The task> State only the number of lines that contain the string "Details".

--- --- ---

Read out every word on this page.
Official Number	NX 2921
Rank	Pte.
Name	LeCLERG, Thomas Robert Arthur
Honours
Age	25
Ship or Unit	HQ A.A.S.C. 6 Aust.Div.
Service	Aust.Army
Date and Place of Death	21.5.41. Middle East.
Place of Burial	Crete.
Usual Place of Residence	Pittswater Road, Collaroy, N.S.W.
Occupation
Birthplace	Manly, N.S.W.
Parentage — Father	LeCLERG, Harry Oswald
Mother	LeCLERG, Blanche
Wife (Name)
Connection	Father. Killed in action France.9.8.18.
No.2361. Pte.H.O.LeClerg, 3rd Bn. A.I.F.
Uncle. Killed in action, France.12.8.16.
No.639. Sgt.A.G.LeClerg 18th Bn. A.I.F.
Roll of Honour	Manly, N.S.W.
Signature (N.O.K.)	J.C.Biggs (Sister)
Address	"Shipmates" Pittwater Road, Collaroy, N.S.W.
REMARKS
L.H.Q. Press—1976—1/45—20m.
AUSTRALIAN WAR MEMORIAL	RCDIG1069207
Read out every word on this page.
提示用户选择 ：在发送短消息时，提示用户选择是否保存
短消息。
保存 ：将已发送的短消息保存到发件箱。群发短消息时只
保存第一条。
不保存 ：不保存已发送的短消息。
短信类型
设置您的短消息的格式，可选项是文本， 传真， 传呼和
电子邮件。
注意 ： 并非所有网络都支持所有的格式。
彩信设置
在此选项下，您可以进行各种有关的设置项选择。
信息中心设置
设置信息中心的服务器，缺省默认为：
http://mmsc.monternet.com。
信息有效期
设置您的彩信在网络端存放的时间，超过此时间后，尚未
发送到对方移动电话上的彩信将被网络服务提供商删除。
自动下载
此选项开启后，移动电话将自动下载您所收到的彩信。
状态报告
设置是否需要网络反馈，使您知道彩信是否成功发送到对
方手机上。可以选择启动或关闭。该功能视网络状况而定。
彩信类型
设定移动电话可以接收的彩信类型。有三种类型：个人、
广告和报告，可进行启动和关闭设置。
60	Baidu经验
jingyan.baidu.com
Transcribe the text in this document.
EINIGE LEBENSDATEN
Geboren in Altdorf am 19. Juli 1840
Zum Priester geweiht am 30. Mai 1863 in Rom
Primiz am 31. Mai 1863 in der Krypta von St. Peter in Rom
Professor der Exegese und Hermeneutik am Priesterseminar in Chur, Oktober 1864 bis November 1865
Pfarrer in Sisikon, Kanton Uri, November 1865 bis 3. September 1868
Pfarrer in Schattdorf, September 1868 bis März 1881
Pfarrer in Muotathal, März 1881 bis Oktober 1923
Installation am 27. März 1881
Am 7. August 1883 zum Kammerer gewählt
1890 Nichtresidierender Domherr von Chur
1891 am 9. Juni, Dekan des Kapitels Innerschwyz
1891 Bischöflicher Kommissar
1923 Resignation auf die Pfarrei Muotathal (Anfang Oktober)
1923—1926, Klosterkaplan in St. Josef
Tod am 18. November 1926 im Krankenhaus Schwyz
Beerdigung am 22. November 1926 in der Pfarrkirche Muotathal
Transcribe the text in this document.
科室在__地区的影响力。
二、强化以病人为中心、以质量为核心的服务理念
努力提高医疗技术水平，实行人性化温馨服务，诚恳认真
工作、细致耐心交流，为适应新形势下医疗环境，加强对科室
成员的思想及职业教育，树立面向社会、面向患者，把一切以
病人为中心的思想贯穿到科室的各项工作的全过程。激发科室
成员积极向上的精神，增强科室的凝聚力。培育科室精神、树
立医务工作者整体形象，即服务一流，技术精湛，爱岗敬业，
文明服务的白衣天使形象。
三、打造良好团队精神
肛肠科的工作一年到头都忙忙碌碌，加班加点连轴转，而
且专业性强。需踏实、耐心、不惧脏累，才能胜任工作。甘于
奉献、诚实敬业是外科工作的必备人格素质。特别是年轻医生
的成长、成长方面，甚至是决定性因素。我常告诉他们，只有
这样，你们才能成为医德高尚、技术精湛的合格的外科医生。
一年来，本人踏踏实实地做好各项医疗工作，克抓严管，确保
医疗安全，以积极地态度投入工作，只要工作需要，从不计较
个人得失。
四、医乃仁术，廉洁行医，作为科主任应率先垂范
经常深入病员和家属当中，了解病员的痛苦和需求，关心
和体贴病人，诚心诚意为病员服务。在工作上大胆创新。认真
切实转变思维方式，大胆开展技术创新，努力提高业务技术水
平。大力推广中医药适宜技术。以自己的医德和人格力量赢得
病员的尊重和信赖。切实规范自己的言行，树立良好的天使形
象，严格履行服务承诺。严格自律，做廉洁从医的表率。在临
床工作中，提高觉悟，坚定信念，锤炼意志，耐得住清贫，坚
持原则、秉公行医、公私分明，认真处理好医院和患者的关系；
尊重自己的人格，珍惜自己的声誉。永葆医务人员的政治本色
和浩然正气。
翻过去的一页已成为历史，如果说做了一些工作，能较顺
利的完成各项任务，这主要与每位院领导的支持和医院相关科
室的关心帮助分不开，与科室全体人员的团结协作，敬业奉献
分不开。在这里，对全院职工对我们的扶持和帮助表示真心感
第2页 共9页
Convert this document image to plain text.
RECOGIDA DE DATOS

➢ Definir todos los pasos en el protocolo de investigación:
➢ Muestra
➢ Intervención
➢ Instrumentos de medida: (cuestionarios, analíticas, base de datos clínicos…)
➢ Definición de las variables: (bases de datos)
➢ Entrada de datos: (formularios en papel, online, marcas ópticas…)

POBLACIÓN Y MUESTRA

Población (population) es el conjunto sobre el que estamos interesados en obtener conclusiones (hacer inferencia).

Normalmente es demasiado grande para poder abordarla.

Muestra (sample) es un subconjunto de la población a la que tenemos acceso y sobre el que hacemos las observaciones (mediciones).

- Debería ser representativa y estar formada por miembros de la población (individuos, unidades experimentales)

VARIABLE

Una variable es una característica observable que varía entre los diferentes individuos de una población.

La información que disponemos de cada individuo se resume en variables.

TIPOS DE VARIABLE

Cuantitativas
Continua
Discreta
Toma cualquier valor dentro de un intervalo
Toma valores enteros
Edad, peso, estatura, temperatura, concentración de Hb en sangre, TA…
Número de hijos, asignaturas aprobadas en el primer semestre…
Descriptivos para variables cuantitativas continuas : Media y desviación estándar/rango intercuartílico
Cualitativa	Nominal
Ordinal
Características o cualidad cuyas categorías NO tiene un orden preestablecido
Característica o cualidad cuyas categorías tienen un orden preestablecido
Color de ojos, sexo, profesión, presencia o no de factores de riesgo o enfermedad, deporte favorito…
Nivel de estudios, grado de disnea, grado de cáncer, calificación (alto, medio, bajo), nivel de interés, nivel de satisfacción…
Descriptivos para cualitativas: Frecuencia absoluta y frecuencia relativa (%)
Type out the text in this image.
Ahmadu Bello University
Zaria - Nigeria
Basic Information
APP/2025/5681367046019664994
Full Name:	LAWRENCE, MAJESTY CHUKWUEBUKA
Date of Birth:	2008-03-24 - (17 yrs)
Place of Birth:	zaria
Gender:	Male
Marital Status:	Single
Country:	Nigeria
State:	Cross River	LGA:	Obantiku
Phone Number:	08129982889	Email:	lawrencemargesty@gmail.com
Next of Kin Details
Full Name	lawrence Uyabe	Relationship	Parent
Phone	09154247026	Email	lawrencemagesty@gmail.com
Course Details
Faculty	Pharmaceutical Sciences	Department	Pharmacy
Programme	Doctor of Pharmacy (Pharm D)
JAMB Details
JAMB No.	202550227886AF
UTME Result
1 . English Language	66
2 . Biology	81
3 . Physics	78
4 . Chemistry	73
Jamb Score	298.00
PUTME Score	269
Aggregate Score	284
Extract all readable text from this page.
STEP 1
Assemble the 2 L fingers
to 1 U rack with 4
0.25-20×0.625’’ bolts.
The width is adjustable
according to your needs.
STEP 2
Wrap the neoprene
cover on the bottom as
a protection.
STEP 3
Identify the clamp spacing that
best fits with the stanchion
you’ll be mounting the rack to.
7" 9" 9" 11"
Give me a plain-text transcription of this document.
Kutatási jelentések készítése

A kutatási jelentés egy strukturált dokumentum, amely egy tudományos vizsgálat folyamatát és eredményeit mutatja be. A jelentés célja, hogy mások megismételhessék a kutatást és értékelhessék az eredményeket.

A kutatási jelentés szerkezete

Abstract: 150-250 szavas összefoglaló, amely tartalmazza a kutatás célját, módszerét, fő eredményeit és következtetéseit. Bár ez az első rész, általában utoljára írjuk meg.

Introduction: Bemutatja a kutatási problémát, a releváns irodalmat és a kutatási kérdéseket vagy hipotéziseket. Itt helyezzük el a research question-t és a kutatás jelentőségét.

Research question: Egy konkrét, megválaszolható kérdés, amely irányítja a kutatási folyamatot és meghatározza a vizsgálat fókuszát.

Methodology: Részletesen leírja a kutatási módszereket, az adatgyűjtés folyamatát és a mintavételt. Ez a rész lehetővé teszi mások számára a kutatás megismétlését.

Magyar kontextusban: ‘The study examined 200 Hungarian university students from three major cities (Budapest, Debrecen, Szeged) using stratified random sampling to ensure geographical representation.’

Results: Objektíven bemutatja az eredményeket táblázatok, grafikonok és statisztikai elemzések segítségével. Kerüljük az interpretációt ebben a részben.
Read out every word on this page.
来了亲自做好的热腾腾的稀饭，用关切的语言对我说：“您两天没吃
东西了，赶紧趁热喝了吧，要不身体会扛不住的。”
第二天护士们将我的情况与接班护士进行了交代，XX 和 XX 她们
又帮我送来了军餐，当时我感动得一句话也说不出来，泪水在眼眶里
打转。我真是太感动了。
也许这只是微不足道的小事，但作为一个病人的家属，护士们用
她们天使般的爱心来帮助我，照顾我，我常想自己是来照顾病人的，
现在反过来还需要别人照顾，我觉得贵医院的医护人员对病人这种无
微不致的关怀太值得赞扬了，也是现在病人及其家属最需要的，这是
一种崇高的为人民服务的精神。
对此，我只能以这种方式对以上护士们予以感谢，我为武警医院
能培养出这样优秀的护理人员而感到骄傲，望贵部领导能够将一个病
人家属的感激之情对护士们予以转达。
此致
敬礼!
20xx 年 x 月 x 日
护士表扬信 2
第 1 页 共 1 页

--- --- ---

Response to the task> 3